── Data provided ──
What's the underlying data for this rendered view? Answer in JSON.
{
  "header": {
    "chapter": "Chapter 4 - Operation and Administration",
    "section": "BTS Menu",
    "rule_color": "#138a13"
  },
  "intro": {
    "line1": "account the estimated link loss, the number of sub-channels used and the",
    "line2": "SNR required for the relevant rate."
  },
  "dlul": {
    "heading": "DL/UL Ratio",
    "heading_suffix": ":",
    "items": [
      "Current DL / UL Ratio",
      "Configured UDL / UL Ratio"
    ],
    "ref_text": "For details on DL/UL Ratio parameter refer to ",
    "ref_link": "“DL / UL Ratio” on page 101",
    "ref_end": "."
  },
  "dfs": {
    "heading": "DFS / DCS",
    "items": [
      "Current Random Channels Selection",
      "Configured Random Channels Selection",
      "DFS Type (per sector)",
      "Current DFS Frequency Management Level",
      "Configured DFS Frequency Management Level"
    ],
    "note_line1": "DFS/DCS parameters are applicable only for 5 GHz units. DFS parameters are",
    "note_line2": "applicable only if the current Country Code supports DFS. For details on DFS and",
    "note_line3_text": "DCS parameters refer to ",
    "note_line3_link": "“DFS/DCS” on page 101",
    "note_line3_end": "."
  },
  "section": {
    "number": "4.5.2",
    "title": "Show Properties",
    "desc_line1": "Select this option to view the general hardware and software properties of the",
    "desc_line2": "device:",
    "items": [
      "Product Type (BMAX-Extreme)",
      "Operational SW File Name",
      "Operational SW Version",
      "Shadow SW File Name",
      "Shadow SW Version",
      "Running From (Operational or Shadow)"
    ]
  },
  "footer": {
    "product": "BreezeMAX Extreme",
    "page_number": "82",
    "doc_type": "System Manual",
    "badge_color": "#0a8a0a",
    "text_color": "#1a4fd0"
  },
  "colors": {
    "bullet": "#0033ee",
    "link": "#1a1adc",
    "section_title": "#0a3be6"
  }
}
───
Objective =
The records above should all be quoted exactly, please.

Expected output =
What's the underlying data for this rendered view? Answer in JSON.
{
  "header": {
    "chapter": "Chapter 4 - Operation and Administration",
    "section": "BTS Menu",
    "rule_color": "#138a13"
  },
  "intro": {
    "line1": "account the estimated link loss, the number of sub-channels used and the",
    "line2": "SNR required for the relevant rate."
  },
  "dlul": {
    "heading": "DL/UL Ratio",
    "heading_suffix": ":",
    "items": [
      "Current DL / UL Ratio",
      "Configured UDL / UL Ratio"
    ],
    "ref_text": "For details on DL/UL Ratio parameter refer to ",
    "ref_link": "“DL / UL Ratio” on page 101",
    "ref_end": "."
  },
  "dfs": {
    "heading": "DFS / DCS",
    "items": [
      "Current Random Channels Selection",
      "Configured Random Channels Selection",
      "DFS Type (per sector)",
      "Current DFS Frequency Management Level",
      "Configured DFS Frequency Management Level"
    ],
    "note_line1": "DFS/DCS parameters are applicable only for 5 GHz units. DFS parameters are",
    "note_line2": "applicable only if the current Country Code supports DFS. For details on DFS and",
    "note_line3_text": "DCS parameters refer to ",
    "note_line3_link": "“DFS/DCS” on page 101",
    "note_line3_end": "."
  },
  "section": {
    "number": "4.5.2",
    "title": "Show Properties",
    "desc_line1": "Select this option to view the general hardware and software properties of the",
    "desc_line2": "device:",
    "items": [
      "Product Type (BMAX-Extreme)",
      "Operational SW File Name",
      "Operational SW Version",
      "Shadow SW File Name",
      "Shadow SW Version",
      "Running From (Operational or Shadow)"
    ]
  },
  "footer": {
    "product": "BreezeMAX Extreme",
    "page_number": "82",
    "doc_type": "System Manual",
    "badge_color": "#0a8a0a",
    "text_color": "#1a4fd0"
  },
  "colors": {
    "bullet": "#0033ee",
    "link": "#1a1adc",
    "section_title": "#0a3be6"
  }
}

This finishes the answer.